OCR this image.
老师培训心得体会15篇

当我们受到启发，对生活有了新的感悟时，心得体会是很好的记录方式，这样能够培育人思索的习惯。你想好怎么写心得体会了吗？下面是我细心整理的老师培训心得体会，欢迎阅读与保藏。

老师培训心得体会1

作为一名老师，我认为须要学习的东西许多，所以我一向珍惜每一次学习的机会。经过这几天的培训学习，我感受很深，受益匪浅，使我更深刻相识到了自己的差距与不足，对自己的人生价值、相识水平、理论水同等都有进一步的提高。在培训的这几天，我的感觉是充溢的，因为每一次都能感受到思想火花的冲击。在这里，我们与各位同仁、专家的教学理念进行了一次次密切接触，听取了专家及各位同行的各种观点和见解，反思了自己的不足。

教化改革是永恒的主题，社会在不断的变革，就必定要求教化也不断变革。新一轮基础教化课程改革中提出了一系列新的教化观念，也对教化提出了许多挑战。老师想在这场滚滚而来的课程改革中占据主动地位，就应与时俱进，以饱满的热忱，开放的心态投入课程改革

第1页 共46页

==

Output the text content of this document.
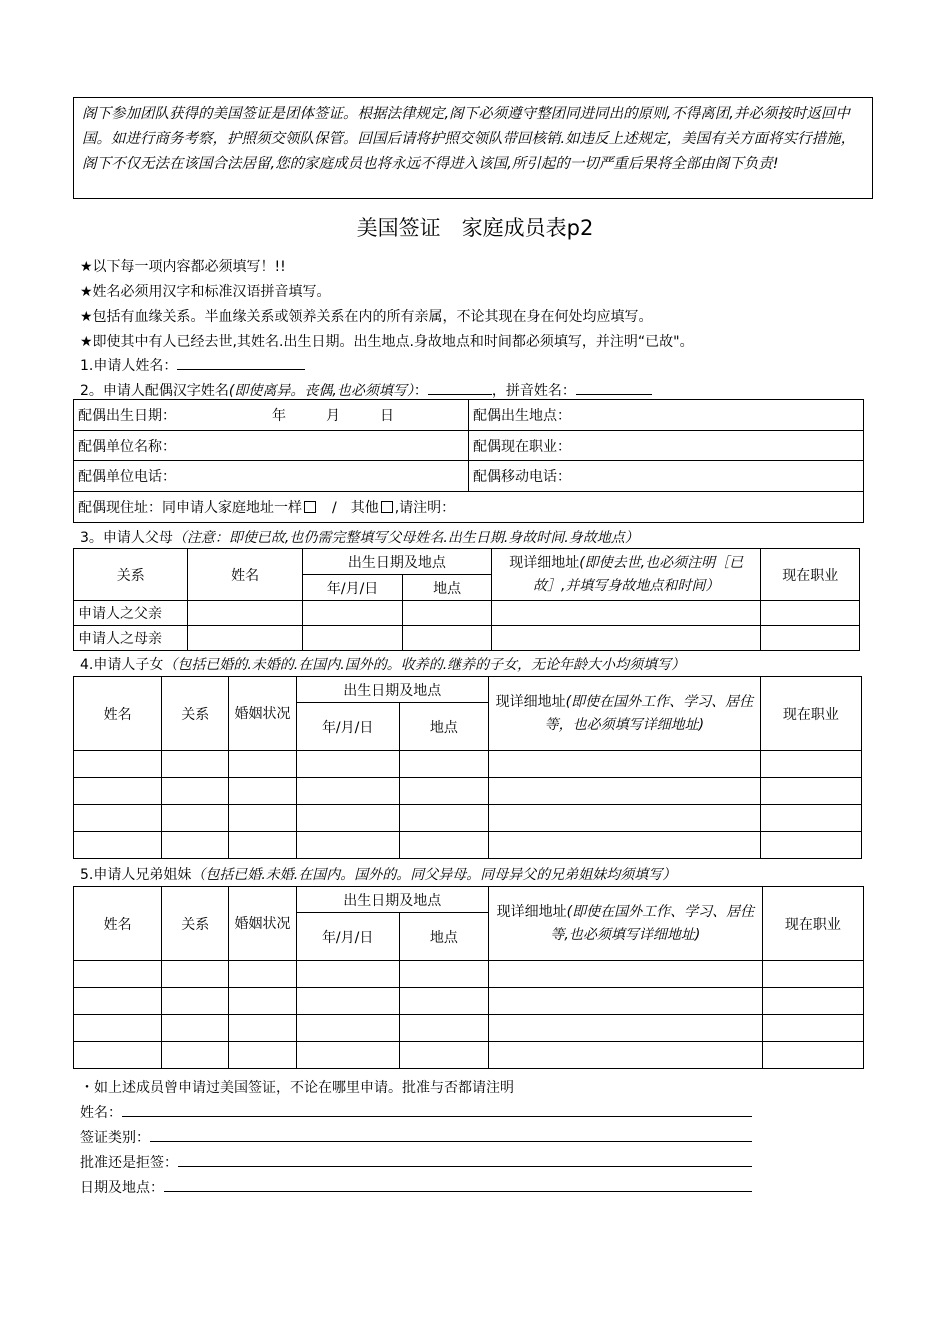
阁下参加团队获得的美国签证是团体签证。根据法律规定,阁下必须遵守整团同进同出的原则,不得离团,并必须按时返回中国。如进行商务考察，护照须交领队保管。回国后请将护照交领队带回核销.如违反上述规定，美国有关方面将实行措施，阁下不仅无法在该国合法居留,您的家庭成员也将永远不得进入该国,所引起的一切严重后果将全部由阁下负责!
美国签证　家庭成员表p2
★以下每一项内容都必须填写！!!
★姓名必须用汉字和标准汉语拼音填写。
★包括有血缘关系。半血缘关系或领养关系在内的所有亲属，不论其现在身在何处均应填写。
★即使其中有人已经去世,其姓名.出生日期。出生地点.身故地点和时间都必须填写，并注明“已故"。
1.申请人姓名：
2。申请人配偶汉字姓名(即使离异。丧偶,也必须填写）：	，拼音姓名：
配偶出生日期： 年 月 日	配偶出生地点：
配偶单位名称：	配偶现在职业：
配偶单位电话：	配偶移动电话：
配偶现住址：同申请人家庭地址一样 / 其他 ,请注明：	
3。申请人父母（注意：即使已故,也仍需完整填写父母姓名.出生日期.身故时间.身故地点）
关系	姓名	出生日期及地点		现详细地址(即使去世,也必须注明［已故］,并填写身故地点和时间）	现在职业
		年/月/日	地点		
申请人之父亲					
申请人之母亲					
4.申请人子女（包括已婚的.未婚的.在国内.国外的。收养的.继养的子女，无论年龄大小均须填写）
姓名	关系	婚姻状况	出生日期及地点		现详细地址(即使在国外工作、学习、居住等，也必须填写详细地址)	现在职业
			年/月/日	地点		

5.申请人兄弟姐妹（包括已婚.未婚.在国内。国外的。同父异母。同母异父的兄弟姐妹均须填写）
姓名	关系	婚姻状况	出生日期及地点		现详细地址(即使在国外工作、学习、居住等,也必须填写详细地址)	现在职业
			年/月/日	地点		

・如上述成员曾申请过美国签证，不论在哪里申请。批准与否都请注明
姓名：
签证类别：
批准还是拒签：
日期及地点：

▶ _Prompt_:
Going through the lines above one by one, tally those with the word "现详细地址" and give only the total.

▶ _Exercise result_:
3